## BEGIN Supplied data

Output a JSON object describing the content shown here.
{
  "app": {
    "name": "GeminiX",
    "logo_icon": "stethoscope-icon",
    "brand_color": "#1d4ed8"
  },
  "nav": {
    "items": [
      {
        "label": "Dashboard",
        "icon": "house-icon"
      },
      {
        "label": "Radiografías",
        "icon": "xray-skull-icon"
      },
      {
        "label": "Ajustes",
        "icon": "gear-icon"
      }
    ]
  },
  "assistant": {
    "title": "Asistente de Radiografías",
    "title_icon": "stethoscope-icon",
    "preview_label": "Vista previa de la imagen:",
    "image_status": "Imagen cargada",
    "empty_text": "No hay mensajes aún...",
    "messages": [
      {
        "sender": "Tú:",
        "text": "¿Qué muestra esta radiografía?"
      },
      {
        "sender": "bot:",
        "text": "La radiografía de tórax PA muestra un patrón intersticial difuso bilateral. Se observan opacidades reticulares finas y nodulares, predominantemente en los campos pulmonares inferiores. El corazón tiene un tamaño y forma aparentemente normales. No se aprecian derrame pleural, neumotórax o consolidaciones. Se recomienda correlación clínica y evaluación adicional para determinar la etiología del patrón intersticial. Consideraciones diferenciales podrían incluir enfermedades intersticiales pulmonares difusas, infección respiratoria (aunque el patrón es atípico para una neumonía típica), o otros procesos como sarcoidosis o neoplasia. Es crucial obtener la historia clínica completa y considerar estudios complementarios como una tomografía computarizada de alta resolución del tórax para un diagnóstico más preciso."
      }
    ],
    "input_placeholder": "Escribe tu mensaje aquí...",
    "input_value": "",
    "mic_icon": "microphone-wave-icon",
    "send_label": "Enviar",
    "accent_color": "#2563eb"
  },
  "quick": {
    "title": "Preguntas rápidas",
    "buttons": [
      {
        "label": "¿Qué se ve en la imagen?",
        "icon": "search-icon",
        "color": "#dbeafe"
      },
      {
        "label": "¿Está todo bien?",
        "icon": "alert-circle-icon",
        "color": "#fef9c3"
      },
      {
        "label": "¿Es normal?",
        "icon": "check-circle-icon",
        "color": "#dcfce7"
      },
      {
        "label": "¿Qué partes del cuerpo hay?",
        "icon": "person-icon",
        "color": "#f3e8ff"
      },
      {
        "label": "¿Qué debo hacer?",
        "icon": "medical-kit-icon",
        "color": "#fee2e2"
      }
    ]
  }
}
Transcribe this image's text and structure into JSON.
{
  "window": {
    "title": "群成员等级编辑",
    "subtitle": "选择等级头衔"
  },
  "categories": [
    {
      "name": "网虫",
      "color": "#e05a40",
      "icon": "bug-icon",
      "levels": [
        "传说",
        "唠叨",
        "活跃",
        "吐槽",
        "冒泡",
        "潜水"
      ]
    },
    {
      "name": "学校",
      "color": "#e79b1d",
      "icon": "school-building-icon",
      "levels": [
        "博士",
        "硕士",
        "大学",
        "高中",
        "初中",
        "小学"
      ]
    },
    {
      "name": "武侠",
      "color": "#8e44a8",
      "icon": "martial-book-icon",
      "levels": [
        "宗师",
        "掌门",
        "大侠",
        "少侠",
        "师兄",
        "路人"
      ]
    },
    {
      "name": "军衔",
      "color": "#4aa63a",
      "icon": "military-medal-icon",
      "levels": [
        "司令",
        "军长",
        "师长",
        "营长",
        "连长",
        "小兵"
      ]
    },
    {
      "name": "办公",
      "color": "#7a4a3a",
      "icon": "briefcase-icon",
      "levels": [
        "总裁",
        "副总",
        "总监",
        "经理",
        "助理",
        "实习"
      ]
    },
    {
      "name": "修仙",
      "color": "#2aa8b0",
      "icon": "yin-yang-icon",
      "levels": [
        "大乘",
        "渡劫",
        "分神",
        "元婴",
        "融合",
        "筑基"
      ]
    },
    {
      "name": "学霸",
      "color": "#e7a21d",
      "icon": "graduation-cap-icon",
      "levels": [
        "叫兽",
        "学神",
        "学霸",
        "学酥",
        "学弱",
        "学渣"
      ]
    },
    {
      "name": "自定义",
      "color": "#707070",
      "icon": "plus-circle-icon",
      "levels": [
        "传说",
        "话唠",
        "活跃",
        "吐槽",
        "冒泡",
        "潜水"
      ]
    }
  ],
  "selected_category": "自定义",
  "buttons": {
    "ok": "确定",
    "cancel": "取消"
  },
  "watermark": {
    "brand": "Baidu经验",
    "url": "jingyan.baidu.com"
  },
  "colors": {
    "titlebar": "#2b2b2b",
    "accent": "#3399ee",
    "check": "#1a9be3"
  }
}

## END Supplied data

* _What is needed_:
Among the entries above, how many lines include the word "circle"? Reply with the number only.

* _Solution_:
3